Task directions
Report only the number of lines in this material that include the string "from".

•••••

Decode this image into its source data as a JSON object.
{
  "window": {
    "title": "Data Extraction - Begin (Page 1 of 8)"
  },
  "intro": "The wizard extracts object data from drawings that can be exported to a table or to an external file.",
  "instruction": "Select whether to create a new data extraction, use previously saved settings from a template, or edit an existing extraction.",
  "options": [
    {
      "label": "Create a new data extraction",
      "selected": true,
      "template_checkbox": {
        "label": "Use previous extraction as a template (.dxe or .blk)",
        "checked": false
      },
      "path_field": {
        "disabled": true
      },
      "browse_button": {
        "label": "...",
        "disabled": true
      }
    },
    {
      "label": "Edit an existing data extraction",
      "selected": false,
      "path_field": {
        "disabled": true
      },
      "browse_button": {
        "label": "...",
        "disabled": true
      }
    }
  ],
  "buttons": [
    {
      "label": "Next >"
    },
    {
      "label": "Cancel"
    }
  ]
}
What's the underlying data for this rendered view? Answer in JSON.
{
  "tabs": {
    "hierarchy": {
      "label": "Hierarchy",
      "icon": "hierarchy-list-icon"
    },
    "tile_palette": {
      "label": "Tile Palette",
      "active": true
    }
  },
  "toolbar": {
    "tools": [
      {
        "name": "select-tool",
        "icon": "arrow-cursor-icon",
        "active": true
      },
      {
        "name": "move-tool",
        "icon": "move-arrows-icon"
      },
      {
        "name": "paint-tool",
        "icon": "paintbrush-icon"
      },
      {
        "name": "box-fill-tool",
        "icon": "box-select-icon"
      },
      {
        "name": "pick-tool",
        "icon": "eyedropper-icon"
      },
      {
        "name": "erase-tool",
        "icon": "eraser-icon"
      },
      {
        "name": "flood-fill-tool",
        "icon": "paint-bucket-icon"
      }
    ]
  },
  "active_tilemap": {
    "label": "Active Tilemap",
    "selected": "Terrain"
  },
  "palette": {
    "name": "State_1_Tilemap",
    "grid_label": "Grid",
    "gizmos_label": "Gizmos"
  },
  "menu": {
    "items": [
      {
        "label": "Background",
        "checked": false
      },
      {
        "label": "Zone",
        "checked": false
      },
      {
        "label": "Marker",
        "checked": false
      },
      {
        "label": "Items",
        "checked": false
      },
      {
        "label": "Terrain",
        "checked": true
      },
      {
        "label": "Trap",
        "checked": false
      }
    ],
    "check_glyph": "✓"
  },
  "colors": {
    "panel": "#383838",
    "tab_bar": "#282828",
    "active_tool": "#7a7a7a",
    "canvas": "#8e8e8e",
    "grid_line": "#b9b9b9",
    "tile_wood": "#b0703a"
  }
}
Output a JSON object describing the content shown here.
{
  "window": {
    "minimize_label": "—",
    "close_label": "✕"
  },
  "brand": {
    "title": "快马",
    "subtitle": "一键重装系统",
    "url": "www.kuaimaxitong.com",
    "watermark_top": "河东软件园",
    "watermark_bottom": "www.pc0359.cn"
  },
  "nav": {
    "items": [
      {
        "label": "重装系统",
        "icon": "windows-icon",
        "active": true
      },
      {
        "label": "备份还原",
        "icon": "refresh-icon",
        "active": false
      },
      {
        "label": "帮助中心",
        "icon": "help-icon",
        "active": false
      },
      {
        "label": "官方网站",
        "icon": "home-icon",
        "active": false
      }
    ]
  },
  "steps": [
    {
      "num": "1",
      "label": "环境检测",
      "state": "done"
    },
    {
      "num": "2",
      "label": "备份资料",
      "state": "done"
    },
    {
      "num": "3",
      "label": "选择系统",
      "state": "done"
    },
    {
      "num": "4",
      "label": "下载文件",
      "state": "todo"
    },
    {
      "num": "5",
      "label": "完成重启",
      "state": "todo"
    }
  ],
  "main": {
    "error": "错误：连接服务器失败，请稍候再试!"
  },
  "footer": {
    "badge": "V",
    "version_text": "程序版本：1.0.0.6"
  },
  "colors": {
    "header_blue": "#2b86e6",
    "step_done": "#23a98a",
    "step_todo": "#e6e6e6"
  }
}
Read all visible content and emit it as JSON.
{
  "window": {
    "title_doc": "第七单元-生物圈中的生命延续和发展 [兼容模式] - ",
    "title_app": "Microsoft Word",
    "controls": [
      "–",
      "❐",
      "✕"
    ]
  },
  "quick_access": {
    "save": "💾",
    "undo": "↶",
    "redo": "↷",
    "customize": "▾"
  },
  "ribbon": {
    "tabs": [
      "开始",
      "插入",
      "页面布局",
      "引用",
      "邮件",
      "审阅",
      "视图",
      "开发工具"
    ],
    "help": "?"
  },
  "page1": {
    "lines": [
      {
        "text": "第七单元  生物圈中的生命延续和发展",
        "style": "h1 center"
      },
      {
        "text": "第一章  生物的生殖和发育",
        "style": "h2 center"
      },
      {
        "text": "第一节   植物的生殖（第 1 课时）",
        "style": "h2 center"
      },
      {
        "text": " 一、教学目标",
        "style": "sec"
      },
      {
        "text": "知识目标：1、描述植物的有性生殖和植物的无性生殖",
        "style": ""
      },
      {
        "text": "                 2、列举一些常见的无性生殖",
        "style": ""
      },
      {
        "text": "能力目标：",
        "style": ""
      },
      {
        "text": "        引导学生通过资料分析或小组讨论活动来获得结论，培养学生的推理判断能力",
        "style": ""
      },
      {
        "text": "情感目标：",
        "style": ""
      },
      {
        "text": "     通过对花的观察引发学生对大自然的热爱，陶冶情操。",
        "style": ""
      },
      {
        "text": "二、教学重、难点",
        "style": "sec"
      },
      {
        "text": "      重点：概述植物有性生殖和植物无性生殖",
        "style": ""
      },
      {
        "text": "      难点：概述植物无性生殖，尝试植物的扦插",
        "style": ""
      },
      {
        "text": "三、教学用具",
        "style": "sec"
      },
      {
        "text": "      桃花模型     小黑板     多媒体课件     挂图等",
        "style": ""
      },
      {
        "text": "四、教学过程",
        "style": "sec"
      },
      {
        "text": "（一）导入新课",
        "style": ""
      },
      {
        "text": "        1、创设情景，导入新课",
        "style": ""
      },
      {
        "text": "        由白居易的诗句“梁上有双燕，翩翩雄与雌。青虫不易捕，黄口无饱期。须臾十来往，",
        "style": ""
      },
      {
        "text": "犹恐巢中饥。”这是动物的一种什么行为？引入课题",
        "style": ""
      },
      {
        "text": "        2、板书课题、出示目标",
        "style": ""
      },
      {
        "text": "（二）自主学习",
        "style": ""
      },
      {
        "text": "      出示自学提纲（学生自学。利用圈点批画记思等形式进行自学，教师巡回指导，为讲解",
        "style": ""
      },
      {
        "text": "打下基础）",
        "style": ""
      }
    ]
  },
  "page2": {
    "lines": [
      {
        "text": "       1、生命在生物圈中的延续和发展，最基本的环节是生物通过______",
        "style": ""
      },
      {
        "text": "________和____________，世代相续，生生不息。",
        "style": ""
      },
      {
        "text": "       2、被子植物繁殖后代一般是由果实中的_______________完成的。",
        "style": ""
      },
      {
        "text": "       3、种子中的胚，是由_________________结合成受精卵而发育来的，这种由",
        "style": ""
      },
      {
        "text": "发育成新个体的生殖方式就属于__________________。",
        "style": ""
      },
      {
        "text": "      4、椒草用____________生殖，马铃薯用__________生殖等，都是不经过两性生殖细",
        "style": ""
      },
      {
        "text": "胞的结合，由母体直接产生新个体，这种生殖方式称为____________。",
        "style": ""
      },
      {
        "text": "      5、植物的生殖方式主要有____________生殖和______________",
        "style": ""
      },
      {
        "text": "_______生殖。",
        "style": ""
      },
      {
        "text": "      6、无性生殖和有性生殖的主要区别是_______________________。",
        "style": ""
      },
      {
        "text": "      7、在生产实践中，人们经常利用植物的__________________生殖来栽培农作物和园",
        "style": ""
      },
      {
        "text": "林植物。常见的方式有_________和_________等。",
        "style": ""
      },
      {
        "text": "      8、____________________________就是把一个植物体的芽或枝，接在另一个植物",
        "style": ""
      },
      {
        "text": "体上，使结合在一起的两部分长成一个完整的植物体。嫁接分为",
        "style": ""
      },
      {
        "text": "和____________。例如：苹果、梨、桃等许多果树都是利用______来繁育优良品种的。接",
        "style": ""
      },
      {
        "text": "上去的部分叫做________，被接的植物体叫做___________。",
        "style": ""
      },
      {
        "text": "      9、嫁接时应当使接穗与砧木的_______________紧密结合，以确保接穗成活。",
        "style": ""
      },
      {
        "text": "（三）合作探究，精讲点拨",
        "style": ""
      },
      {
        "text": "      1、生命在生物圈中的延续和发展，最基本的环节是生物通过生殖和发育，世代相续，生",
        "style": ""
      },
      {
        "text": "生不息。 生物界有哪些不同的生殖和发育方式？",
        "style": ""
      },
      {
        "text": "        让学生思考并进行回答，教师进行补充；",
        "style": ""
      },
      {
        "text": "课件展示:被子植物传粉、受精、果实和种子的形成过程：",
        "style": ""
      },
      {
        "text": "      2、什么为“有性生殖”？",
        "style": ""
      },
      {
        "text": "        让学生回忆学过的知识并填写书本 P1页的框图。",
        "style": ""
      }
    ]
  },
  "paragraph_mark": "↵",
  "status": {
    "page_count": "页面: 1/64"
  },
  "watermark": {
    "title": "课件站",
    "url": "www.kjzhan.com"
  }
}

•••••

Result of the task
2